Provided information ::
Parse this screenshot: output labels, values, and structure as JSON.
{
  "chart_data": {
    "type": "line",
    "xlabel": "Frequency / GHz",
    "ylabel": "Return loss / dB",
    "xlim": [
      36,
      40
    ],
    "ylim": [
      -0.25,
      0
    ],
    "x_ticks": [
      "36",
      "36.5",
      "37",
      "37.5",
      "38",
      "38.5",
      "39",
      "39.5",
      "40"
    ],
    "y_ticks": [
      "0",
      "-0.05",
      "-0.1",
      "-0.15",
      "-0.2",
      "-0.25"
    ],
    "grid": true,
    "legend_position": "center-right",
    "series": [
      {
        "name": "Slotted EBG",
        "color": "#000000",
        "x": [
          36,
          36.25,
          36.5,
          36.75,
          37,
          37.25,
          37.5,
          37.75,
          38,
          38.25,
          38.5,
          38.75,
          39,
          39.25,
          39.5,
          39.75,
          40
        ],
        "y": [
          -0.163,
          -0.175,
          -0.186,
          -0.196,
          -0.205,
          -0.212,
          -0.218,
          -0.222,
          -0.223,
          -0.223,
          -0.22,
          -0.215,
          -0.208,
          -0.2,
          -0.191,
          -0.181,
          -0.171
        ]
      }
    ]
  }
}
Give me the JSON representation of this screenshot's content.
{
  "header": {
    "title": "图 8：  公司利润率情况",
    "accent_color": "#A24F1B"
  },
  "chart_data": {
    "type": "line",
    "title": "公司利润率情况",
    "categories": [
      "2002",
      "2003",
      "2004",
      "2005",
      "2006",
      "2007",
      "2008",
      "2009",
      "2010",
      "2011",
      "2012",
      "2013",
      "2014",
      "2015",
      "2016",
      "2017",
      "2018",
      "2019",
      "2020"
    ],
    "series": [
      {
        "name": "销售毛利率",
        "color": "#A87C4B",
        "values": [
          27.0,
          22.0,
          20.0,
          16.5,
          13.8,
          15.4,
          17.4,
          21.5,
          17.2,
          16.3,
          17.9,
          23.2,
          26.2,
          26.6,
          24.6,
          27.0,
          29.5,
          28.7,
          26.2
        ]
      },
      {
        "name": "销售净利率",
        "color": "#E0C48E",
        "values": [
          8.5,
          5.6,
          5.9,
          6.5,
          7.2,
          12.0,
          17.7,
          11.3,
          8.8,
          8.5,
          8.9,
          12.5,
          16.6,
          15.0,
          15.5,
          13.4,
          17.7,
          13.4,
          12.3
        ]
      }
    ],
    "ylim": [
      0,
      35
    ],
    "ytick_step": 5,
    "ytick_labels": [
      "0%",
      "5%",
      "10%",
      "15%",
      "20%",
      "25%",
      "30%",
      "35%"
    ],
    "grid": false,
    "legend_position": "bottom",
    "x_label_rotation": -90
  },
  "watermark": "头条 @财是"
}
---
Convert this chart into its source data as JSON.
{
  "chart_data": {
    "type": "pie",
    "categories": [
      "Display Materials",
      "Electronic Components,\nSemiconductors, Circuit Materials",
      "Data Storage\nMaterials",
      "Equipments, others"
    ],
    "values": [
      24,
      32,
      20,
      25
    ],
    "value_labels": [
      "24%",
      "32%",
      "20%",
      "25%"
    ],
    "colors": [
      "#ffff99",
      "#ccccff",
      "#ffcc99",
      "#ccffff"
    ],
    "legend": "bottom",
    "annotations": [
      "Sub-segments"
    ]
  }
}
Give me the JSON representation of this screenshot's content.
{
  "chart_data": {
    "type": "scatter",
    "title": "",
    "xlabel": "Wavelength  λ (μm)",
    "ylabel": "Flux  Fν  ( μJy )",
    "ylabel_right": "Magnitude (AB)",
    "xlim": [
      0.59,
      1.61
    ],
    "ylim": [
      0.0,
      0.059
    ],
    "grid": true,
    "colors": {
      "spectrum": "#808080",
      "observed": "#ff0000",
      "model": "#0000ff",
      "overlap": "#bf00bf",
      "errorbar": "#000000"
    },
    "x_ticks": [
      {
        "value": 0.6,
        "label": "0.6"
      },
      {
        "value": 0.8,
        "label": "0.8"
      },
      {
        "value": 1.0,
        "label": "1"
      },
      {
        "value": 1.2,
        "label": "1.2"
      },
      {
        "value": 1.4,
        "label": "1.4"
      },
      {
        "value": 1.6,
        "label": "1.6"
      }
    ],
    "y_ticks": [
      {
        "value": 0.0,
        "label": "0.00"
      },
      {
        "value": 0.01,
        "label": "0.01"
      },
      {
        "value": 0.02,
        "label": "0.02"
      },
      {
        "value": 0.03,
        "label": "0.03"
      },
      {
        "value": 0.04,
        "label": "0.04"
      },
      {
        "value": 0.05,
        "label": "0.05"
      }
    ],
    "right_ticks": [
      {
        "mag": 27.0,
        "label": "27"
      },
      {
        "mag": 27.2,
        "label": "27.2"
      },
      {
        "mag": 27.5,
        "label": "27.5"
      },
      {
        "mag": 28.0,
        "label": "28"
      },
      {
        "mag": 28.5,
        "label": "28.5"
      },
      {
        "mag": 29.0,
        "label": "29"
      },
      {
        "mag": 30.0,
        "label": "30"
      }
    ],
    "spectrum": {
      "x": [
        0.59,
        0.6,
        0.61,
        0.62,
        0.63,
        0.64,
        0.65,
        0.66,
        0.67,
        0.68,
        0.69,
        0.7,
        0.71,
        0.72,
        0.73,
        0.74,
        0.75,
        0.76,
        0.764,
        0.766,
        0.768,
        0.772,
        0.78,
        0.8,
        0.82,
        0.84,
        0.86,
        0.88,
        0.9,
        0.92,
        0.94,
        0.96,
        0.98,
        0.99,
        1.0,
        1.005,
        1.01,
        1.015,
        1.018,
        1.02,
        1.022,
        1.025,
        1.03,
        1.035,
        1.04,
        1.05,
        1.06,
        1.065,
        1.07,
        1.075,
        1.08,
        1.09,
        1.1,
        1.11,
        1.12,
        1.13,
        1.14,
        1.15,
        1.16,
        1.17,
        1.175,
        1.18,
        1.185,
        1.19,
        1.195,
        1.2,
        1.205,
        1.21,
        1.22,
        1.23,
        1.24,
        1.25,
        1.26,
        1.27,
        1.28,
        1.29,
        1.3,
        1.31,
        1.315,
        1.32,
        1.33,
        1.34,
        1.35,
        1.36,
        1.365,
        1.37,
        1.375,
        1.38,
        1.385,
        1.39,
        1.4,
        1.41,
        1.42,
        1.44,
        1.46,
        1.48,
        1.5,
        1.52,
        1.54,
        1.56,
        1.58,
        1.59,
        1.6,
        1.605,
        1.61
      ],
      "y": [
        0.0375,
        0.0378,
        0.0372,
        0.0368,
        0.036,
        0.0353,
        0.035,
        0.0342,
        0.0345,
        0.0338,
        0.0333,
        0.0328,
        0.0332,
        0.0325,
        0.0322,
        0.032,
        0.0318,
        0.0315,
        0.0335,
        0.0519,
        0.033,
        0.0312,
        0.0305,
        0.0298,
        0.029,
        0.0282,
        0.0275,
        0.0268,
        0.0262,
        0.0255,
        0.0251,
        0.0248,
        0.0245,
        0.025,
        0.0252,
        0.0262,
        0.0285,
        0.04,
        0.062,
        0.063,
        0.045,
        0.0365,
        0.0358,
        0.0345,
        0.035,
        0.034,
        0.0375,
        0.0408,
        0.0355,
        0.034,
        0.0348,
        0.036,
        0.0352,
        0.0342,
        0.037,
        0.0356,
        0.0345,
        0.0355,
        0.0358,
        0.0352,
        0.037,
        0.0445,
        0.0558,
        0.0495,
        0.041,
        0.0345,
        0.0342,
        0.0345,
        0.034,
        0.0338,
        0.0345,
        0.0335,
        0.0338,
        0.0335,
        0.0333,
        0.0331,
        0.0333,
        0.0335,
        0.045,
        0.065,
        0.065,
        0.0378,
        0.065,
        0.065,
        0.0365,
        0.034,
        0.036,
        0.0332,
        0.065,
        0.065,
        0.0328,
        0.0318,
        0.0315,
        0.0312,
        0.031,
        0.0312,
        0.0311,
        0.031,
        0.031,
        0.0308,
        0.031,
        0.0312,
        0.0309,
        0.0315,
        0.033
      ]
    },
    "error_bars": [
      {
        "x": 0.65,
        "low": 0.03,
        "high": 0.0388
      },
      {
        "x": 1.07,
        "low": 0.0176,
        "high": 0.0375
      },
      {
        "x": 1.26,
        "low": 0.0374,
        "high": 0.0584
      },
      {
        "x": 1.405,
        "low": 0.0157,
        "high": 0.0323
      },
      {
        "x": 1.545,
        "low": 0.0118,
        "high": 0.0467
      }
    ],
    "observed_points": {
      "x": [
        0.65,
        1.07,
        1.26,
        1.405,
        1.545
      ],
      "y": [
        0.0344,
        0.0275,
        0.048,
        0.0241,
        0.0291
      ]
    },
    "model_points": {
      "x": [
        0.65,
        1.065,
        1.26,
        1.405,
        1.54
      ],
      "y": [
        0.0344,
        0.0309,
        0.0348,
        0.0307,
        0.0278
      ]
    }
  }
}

What is needed :: Report how many lines in the data include the word "JSON", and give nothing but the count.

Response to this task :: 4